The task: Restate the records below word for word.

___

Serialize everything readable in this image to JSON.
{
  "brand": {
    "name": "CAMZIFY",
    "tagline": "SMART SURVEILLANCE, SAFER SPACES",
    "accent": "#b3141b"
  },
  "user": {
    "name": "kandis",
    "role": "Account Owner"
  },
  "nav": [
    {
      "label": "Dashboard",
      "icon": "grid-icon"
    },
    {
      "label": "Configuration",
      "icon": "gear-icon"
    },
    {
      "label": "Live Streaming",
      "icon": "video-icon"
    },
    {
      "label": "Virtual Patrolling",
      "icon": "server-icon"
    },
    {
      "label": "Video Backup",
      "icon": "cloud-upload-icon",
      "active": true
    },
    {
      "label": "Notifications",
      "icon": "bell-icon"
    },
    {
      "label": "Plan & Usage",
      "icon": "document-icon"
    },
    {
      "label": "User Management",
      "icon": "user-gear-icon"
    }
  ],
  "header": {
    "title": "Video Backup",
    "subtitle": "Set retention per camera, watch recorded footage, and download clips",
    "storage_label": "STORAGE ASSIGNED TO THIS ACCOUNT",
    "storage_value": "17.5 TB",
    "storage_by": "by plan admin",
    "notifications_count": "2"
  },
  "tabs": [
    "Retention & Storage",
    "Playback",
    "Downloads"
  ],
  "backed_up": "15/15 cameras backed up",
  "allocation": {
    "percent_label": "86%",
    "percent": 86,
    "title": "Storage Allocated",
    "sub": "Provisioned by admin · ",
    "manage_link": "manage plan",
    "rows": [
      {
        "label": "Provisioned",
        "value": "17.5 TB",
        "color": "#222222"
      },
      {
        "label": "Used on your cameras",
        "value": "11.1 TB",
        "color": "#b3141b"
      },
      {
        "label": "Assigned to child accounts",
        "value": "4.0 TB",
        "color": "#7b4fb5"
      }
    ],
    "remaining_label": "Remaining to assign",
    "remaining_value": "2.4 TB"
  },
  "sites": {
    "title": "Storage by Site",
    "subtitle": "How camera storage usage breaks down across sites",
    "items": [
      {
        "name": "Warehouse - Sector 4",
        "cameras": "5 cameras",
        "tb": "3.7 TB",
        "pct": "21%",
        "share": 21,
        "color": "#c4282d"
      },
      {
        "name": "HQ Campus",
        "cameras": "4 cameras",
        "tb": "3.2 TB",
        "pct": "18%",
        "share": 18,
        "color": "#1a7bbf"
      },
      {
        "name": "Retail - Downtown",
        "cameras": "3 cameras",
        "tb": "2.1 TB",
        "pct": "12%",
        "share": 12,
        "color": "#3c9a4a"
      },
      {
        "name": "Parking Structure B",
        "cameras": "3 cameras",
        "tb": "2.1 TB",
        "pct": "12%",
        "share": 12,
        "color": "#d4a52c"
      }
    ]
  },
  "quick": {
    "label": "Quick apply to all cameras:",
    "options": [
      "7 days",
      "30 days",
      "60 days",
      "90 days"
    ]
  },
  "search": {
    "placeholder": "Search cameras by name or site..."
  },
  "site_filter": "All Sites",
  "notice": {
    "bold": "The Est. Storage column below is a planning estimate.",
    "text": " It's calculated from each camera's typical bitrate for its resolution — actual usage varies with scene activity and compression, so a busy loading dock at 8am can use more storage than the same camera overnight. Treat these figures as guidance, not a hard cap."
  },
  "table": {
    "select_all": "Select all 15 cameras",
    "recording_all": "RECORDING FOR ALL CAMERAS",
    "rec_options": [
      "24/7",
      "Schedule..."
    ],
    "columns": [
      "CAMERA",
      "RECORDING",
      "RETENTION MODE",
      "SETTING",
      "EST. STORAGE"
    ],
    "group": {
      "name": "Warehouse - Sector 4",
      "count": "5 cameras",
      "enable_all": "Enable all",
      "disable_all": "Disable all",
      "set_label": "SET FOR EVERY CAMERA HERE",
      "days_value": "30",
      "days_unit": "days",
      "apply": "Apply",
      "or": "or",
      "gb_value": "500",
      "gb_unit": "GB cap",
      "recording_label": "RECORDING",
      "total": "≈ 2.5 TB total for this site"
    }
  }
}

___

Answer to this exercise:
Serialize everything readable in this image to JSON.
{
  "brand": {
    "name": "CAMZIFY",
    "tagline": "SMART SURVEILLANCE, SAFER SPACES",
    "accent": "#b3141b"
  },
  "user": {
    "name": "kandis",
    "role": "Account Owner"
  },
  "nav": [
    {
      "label": "Dashboard",
      "icon": "grid-icon"
    },
    {
      "label": "Configuration",
      "icon": "gear-icon"
    },
    {
      "label": "Live Streaming",
      "icon": "video-icon"
    },
    {
      "label": "Virtual Patrolling",
      "icon": "server-icon"
    },
    {
      "label": "Video Backup",
      "icon": "cloud-upload-icon",
      "active": true
    },
    {
      "label": "Notifications",
      "icon": "bell-icon"
    },
    {
      "label": "Plan & Usage",
      "icon": "document-icon"
    },
    {
      "label": "User Management",
      "icon": "user-gear-icon"
    }
  ],
  "header": {
    "title": "Video Backup",
    "subtitle": "Set retention per camera, watch recorded footage, and download clips",
    "storage_label": "STORAGE ASSIGNED TO THIS ACCOUNT",
    "storage_value": "17.5 TB",
    "storage_by": "by plan admin",
    "notifications_count": "2"
  },
  "tabs": [
    "Retention & Storage",
    "Playback",
    "Downloads"
  ],
  "backed_up": "15/15 cameras backed up",
  "allocation": {
    "percent_label": "86%",
    "percent": 86,
    "title": "Storage Allocated",
    "sub": "Provisioned by admin · ",
    "manage_link": "manage plan",
    "rows": [
      {
        "label": "Provisioned",
        "value": "17.5 TB",
        "color": "#222222"
      },
      {
        "label": "Used on your cameras",
        "value": "11.1 TB",
        "color": "#b3141b"
      },
      {
        "label": "Assigned to child accounts",
        "value": "4.0 TB",
        "color": "#7b4fb5"
      }
    ],
    "remaining_label": "Remaining to assign",
    "remaining_value": "2.4 TB"
  },
  "sites": {
    "title": "Storage by Site",
    "subtitle": "How camera storage usage breaks down across sites",
    "items": [
      {
        "name": "Warehouse - Sector 4",
        "cameras": "5 cameras",
        "tb": "3.7 TB",
        "pct": "21%",
        "share": 21,
        "color": "#c4282d"
      },
      {
        "name": "HQ Campus",
        "cameras": "4 cameras",
        "tb": "3.2 TB",
        "pct": "18%",
        "share": 18,
        "color": "#1a7bbf"
      },
      {
        "name": "Retail - Downtown",
        "cameras": "3 cameras",
        "tb": "2.1 TB",
        "pct": "12%",
        "share": 12,
        "color": "#3c9a4a"
      },
      {
        "name": "Parking Structure B",
        "cameras": "3 cameras",
        "tb": "2.1 TB",
        "pct": "12%",
        "share": 12,
        "color": "#d4a52c"
      }
    ]
  },
  "quick": {
    "label": "Quick apply to all cameras:",
    "options": [
      "7 days",
      "30 days",
      "60 days",
      "90 days"
    ]
  },
  "search": {
    "placeholder": "Search cameras by name or site..."
  },
  "site_filter": "All Sites",
  "notice": {
    "bold": "The Est. Storage column below is a planning estimate.",
    "text": " It's calculated from each camera's typical bitrate for its resolution — actual usage varies with scene activity and compression, so a busy loading dock at 8am can use more storage than the same camera overnight. Treat these figures as guidance, not a hard cap."
  },
  "table": {
    "select_all": "Select all 15 cameras",
    "recording_all": "RECORDING FOR ALL CAMERAS",
    "rec_options": [
      "24/7",
      "Schedule..."
    ],
    "columns": [
      "CAMERA",
      "RECORDING",
      "RETENTION MODE",
      "SETTING",
      "EST. STORAGE"
    ],
    "group": {
      "name": "Warehouse - Sector 4",
      "count": "5 cameras",
      "enable_all": "Enable all",
      "disable_all": "Disable all",
      "set_label": "SET FOR EVERY CAMERA HERE",
      "days_value": "30",
      "days_unit": "days",
      "apply": "Apply",
      "or": "or",
      "gb_value": "500",
      "gb_unit": "GB cap",
      "recording_label": "RECORDING",
      "total": "≈ 2.5 TB total for this site"
    }
  }
}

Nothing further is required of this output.